*** Dataset ***
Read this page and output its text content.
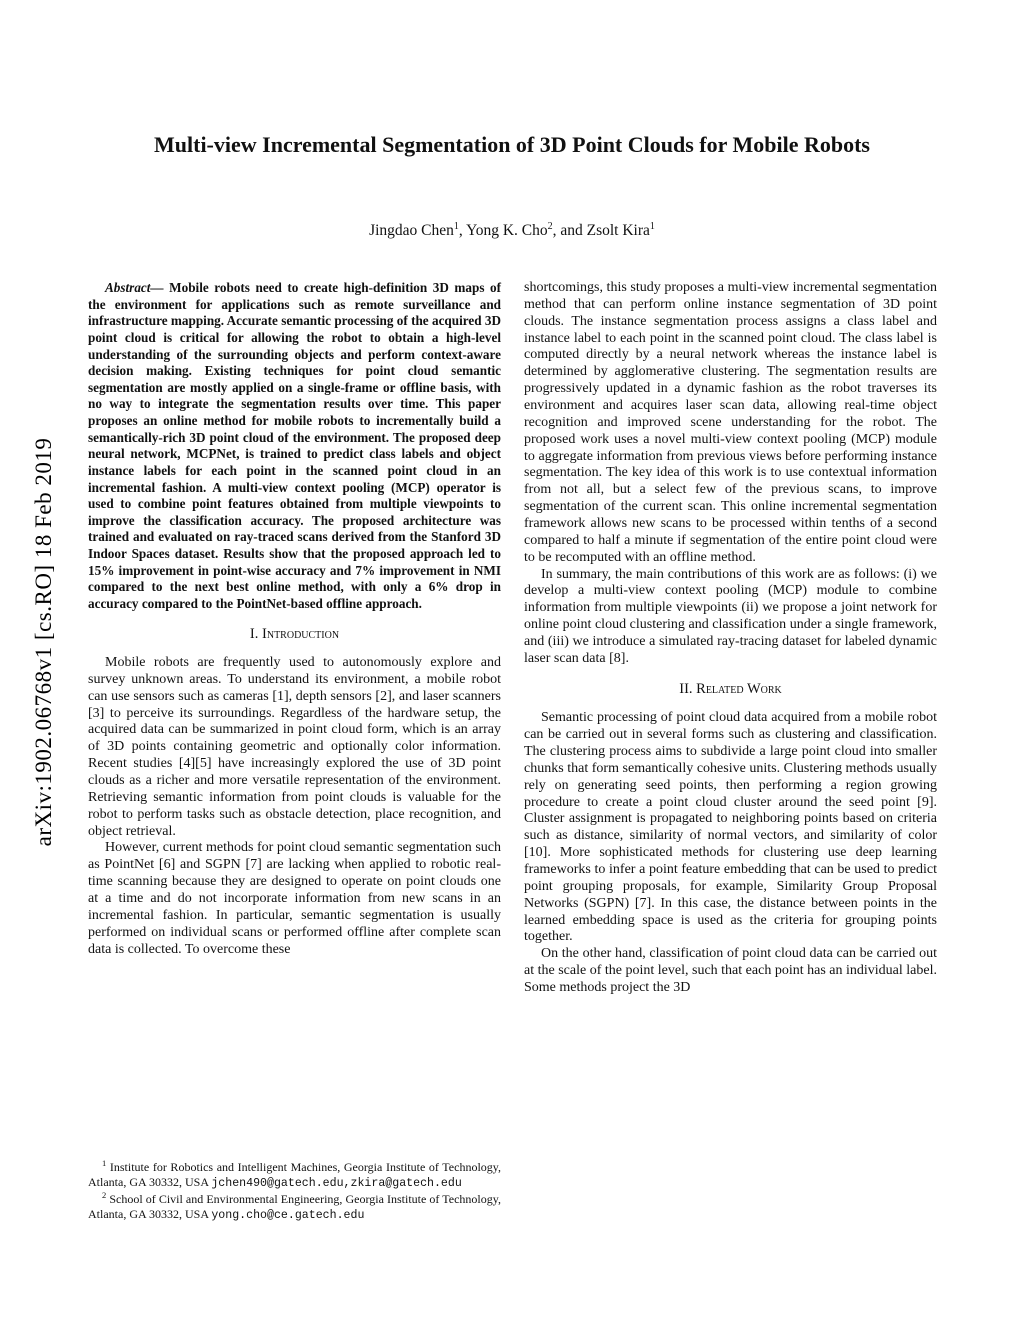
arXiv:1902.06768v1 [cs.RO] 18 Feb 2019
Multi-view Incremental Segmentation of 3D Point Clouds for Mobile Robots
Jingdao Chen$^1$, Yong K. Cho$^2$, and Zsolt Kira$^1$

Abstract— Mobile robots need to create high-definition 3D maps of the environment for applications such as remote surveillance and infrastructure mapping. Accurate semantic processing of the acquired 3D point cloud is critical for allowing the robot to obtain a high-level understanding of the surrounding objects and perform context-aware decision making. Existing techniques for point cloud semantic segmentation are mostly applied on a single-frame or offline basis, with no way to integrate the segmentation results over time. This paper proposes an online method for mobile robots to incrementally build a semantically-rich 3D point cloud of the environment. The proposed deep neural network, MCPNet, is trained to predict class labels and object instance labels for each point in the scanned point cloud in an incremental fashion. A multi-view context pooling (MCP) operator is used to combine point features obtained from multiple viewpoints to improve the classification accuracy. The proposed architecture was trained and evaluated on ray-traced scans derived from the Stanford 3D Indoor Spaces dataset. Results show that the proposed approach led to 15% improvement in point-wise accuracy and 7% improvement in NMI compared to the next best online method, with only a 6% drop in accuracy compared to the PointNet-based offline approach.

I. Introduction

Mobile robots are frequently used to autonomously explore and survey unknown areas. To understand its environment, a mobile robot can use sensors such as cameras [1], depth sensors [2], and laser scanners [3] to perceive its surroundings. Regardless of the hardware setup, the acquired data can be summarized in point cloud form, which is an array of 3D points containing geometric and optionally color information. Recent studies [4][5] have increasingly explored the use of 3D point clouds as a richer and more versatile representation of the environment. Retrieving semantic information from point clouds is valuable for the robot to perform tasks such as obstacle detection, place recognition, and object retrieval.

However, current methods for point cloud semantic segmentation such as PointNet [6] and SGPN [7] are lacking when applied to robotic real-time scanning because they are designed to operate on point clouds one at a time and do not incorporate information from new scans in an incremental fashion. In particular, semantic segmentation is usually performed on individual scans or performed offline after complete scan data is collected. To overcome these

$^1$ Institute for Robotics and Intelligent Machines, Georgia Institute of Technology, Atlanta, GA 30332, USA jchen490@gatech.edu,zkira@gatech.edu

$^2$ School of Civil and Environmental Engineering, Georgia Institute of Technology, Atlanta, GA 30332, USA yong.cho@ce.gatech.edu

shortcomings, this study proposes a multi-view incremental segmentation method that can perform online instance segmentation of 3D point clouds. The instance segmentation process assigns a class label and instance label to each point in the scanned point cloud. The class label is computed directly by a neural network whereas the instance label is determined by agglomerative clustering. The segmentation results are progressively updated in a dynamic fashion as the robot traverses its environment and acquires laser scan data, allowing real-time object recognition and improved scene understanding for the robot. The proposed work uses a novel multi-view context pooling (MCP) module to aggregate information from previous views before performing instance segmentation. The key idea of this work is to use contextual information from not all, but a select few of the previous scans, to improve segmentation of the current scan. This online incremental segmentation framework allows new scans to be processed within tenths of a second compared to half a minute if segmentation of the entire point cloud were to be recomputed with an offline method.

In summary, the main contributions of this work are as follows: (i) we develop a multi-view context pooling (MCP) module to combine information from multiple viewpoints (ii) we propose a joint network for online point cloud clustering and classification under a single framework, and (iii) we introduce a simulated ray-tracing dataset for labeled dynamic laser scan data [8].

II. Related Work

Semantic processing of point cloud data acquired from a mobile robot can be carried out in several forms such as clustering and classification. The clustering process aims to subdivide a large point cloud into smaller chunks that form semantically cohesive units. Clustering methods usually rely on generating seed points, then performing a region growing procedure to create a point cloud cluster around the seed point [9]. Cluster assignment is propagated to neighboring points based on criteria such as distance, similarity of normal vectors, and similarity of color [10]. More sophisticated methods for clustering use deep learning frameworks to infer a point feature embedding that can be used to predict point grouping proposals, for example, Similarity Group Proposal Networks (SGPN) [7]. In this case, the distance between points in the learned embedding space is used as the criteria for grouping points together.

On the other hand, classification of point cloud data can be carried out at the scale of the point level, such that each point has an individual label. Some methods project the 3D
***
◆ **To be done**:
Where does the word "carried" appear? Return each line that holds it.

◆ **Answer to the problem**:
Semantic processing of point cloud data acquired from a mobile robot can be carried out in several forms such as clustering and classification. The clustering process aims to subdivide a large point cloud into smaller chunks that form semantically cohesive units. Clustering methods usually rely on generating seed points, then performing a region growing procedure to create a point cloud cluster around the seed point [9]. Cluster assignment is propagated to neighboring points based on criteria such as distance, similarity of normal vectors, and similarity of color [10]. More sophisticated methods for clustering use deep learning frameworks to infer a point feature embedding that can be used to predict point grouping proposals, for example, Similarity Group Proposal Networks (SGPN) [7]. In this case, the distance between points in the learned embedding space is used as the criteria for grouping points together.
On the other hand, classification of point cloud data can be carried out at the scale of the point level, such that each point has an individual label. Some methods project the 3D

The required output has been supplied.